*The records:*
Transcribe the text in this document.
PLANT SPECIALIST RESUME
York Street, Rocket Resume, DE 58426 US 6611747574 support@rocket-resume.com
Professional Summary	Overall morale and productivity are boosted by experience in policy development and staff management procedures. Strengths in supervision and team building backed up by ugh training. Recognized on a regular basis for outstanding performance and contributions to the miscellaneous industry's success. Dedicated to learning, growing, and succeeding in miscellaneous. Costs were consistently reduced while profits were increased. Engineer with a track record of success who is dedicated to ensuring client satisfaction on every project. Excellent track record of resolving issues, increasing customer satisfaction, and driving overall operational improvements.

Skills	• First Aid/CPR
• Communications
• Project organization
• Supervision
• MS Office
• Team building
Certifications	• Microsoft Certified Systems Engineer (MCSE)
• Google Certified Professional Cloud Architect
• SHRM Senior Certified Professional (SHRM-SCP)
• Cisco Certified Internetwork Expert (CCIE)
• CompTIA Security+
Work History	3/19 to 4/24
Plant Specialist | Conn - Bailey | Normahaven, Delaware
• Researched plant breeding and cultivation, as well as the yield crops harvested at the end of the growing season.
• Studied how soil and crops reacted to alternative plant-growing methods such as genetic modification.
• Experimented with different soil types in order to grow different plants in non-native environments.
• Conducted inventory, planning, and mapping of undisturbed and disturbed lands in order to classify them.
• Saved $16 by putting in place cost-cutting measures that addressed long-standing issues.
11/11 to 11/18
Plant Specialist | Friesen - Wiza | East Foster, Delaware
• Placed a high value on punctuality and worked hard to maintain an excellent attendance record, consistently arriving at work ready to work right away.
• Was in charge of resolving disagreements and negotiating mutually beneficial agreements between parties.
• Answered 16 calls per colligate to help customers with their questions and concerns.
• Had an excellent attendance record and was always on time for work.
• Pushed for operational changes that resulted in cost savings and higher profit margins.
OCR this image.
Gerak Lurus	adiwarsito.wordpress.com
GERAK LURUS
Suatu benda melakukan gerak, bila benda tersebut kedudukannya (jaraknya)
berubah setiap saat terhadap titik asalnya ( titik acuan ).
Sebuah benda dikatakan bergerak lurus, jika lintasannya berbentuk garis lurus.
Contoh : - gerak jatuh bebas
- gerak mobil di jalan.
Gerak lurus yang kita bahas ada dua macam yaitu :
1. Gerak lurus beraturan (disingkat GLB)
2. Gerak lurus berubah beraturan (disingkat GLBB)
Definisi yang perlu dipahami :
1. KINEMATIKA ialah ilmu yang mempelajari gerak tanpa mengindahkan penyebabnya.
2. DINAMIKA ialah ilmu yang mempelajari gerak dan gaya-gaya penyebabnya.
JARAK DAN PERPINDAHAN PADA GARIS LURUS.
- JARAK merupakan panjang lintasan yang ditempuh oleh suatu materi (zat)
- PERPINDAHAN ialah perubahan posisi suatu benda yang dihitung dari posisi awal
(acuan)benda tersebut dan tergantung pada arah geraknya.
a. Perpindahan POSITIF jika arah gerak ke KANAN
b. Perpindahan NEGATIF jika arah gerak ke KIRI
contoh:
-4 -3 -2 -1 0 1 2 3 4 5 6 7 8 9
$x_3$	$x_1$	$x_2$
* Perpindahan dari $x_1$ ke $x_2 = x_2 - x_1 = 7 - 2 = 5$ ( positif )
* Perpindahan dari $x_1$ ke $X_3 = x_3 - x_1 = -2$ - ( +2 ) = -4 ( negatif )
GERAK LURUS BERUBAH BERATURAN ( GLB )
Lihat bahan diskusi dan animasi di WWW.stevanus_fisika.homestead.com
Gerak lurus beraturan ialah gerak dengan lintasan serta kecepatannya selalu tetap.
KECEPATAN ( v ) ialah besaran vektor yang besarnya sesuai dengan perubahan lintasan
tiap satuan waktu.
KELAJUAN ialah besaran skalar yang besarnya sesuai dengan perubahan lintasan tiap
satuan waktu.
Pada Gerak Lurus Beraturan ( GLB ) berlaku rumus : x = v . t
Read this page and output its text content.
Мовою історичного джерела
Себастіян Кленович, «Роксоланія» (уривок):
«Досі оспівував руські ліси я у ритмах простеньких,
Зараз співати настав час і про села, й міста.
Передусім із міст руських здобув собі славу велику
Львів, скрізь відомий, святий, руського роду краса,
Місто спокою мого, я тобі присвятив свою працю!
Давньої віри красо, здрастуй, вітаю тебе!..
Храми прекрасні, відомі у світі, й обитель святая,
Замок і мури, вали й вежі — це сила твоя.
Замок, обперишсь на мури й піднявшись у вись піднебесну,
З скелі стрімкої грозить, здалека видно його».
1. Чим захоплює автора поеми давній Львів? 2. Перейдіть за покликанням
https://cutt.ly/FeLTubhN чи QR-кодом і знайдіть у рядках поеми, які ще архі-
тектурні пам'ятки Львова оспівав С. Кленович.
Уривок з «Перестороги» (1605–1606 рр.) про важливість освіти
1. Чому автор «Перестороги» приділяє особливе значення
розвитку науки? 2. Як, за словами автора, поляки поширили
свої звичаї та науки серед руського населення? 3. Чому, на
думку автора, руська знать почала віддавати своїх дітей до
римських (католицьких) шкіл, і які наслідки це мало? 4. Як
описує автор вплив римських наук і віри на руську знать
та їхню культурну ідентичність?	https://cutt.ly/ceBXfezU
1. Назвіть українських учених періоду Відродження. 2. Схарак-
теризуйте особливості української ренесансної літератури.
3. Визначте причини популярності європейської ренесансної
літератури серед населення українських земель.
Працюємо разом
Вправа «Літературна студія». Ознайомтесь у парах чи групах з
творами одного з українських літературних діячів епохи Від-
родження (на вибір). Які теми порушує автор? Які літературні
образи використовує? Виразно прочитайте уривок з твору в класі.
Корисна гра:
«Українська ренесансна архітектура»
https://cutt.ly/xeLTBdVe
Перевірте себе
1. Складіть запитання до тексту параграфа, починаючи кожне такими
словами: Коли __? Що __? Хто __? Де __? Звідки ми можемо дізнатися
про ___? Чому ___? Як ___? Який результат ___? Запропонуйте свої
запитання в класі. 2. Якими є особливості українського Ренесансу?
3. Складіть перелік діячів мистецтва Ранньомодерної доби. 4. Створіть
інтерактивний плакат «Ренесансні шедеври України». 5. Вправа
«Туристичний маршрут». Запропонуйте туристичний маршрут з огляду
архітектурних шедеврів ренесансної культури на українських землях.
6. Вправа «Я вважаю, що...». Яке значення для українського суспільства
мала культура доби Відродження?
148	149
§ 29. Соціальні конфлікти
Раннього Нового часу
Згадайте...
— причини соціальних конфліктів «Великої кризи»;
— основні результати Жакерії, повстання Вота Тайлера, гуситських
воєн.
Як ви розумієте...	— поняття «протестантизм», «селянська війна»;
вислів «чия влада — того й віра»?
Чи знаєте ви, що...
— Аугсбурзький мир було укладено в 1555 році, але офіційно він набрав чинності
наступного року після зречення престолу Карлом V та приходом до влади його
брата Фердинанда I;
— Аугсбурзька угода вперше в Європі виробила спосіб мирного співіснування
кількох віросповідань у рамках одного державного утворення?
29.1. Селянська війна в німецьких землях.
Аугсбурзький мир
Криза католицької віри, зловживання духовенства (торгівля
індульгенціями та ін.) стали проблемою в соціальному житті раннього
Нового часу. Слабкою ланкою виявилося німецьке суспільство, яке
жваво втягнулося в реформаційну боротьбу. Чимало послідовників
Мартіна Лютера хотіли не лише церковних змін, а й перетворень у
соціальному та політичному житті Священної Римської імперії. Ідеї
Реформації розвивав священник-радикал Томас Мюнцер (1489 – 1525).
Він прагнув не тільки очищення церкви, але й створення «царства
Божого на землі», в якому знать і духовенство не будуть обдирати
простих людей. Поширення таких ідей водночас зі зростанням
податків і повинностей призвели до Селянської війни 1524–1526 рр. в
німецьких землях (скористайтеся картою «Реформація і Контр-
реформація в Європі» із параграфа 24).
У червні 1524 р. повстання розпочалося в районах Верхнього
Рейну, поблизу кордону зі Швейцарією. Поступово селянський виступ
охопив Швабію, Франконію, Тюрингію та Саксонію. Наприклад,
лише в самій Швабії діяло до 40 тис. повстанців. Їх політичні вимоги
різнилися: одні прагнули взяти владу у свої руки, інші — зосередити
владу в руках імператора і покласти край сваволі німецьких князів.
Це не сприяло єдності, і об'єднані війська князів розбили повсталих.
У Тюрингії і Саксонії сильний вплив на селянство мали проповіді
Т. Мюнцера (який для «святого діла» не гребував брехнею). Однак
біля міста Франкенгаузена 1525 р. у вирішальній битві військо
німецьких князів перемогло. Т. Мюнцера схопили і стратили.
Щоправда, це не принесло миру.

*Exercise description:*
Pull every line containing "Запропонуйте" from the material above.

*Solution to this problem:*
про ___? Чому ___? Як ___? Який результат ___? Запропонуйте свої
«Туристичний маршрут». Запропонуйте туристичний маршрут з огляду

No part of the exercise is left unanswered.